Objective:
Omit every picture and write out the rest of the records exactly.
--
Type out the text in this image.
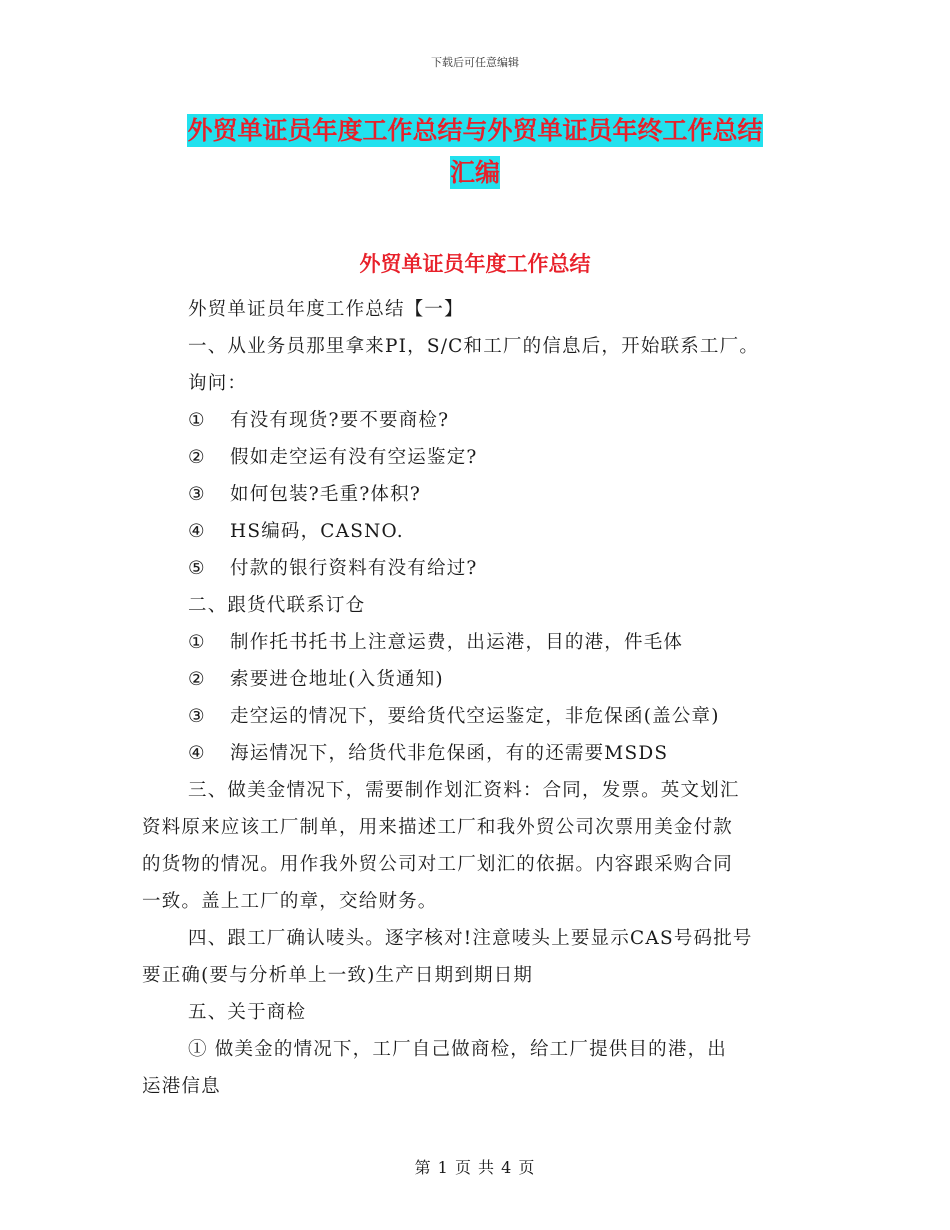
下载后可任意编辑
外贸单证员年度工作总结与外贸单证员年终工作总结
汇编
外贸单证员年度工作总结

外贸单证员年度工作总结【一】

一、从业务员那里拿来PI，S/C和工厂的信息后，开始联系工厂。

询问：

① 有没有现货?要不要商检?

② 假如走空运有没有空运鉴定?

③ 如何包装?毛重?体积?

④ HS编码，CASNO.

⑤ 付款的银行资料有没有给过?

二、跟货代联系订仓

① 制作托书托书上注意运费，出运港，目的港，件毛体

② 索要进仓地址(入货通知)

③ 走空运的情况下，要给货代空运鉴定，非危保函(盖公章)

④ 海运情况下，给货代非危保函，有的还需要MSDS

三、做美金情况下，需要制作划汇资料：合同，发票。英文划汇

资料原来应该工厂制单，用来描述工厂和我外贸公司次票用美金付款

的货物的情况。用作我外贸公司对工厂划汇的依据。内容跟采购合同

一致。盖上工厂的章，交给财务。

四、跟工厂确认唛头。逐字核对!注意唛头上要显示CAS号码批号

要正确(要与分析单上一致)生产日期到期日期

五、关于商检

① 做美金的情况下，工厂自己做商检，给工厂提供目的港，出

运港信息

第 1 页 共 4 页
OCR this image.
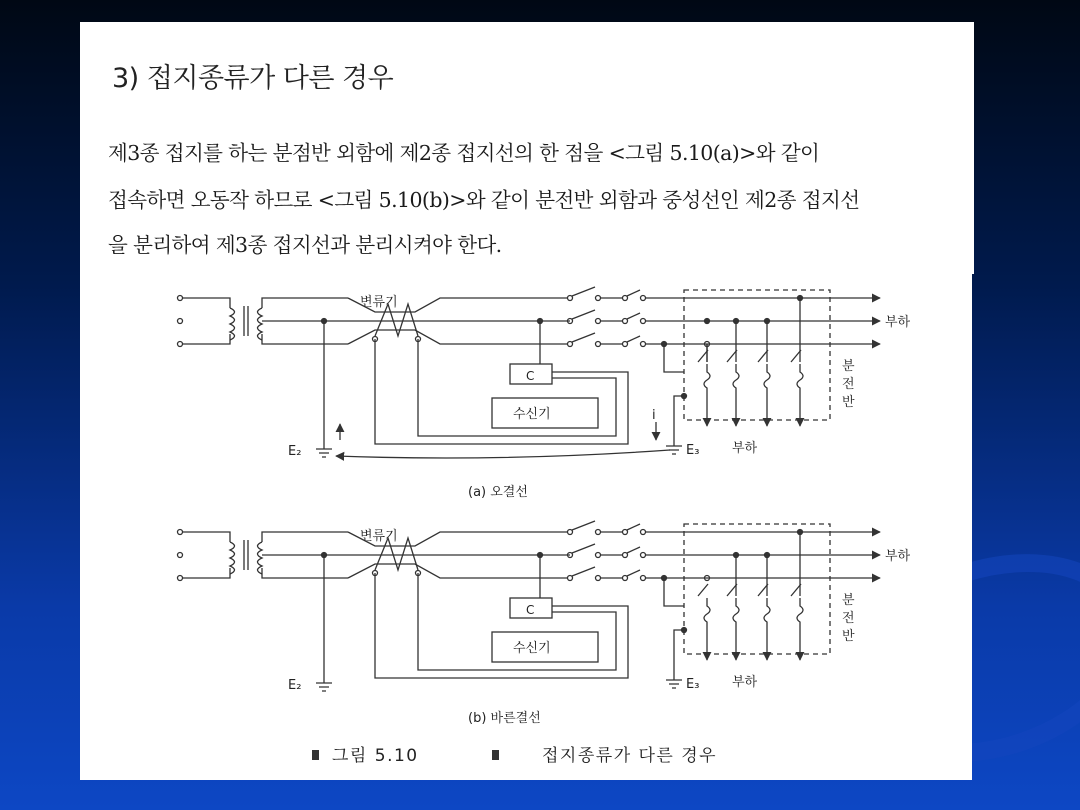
3) 접지종류가 다른 경우
제3종 접지를 하는 분점반 외함에 제2종 접지선의 한 점을 <그림 5.10(a)>와 같이
접속하면 오동작 하므로 <그림 5.10(b)>와 같이 분전반 외함과 중성선인 제2종 접지선
을 분리하여 제3종 접지선과 분리시켜야 한다.
변류기
C
수신기
부하
부하
분
전
반
E₂	E₃
i
(a) 오결선
변류기
C
수신기
부하
부하
분
전
반
E₂	E₃
(b) 바른결선
그림 5.10	접지종류가 다른 경우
--
Expected output:
Type out the text in this image.
下载后可任意编辑
外贸单证员年度工作总结与外贸单证员年终工作总结
汇编
外贸单证员年度工作总结

外贸单证员年度工作总结【一】

一、从业务员那里拿来PI，S/C和工厂的信息后，开始联系工厂。

询问：

① 有没有现货?要不要商检?

② 假如走空运有没有空运鉴定?

③ 如何包装?毛重?体积?

④ HS编码，CASNO.

⑤ 付款的银行资料有没有给过?

二、跟货代联系订仓

① 制作托书托书上注意运费，出运港，目的港，件毛体

② 索要进仓地址(入货通知)

③ 走空运的情况下，要给货代空运鉴定，非危保函(盖公章)

④ 海运情况下，给货代非危保函，有的还需要MSDS

三、做美金情况下，需要制作划汇资料：合同，发票。英文划汇

资料原来应该工厂制单，用来描述工厂和我外贸公司次票用美金付款

的货物的情况。用作我外贸公司对工厂划汇的依据。内容跟采购合同

一致。盖上工厂的章，交给财务。

四、跟工厂确认唛头。逐字核对!注意唛头上要显示CAS号码批号

要正确(要与分析单上一致)生产日期到期日期

五、关于商检

① 做美金的情况下，工厂自己做商检，给工厂提供目的港，出

运港信息

第 1 页 共 4 页
OCR this image.
3) 접지종류가 다른 경우
제3종 접지를 하는 분점반 외함에 제2종 접지선의 한 점을 <그림 5.10(a)>와 같이
접속하면 오동작 하므로 <그림 5.10(b)>와 같이 분전반 외함과 중성선인 제2종 접지선
을 분리하여 제3종 접지선과 분리시켜야 한다.
변류기
C
수신기
부하
부하
분
전
반
E₂	E₃
i
(a) 오결선
변류기
C
수신기
부하
부하
분
전
반
E₂	E₃
(b) 바른결선
그림 5.10	접지종류가 다른 경우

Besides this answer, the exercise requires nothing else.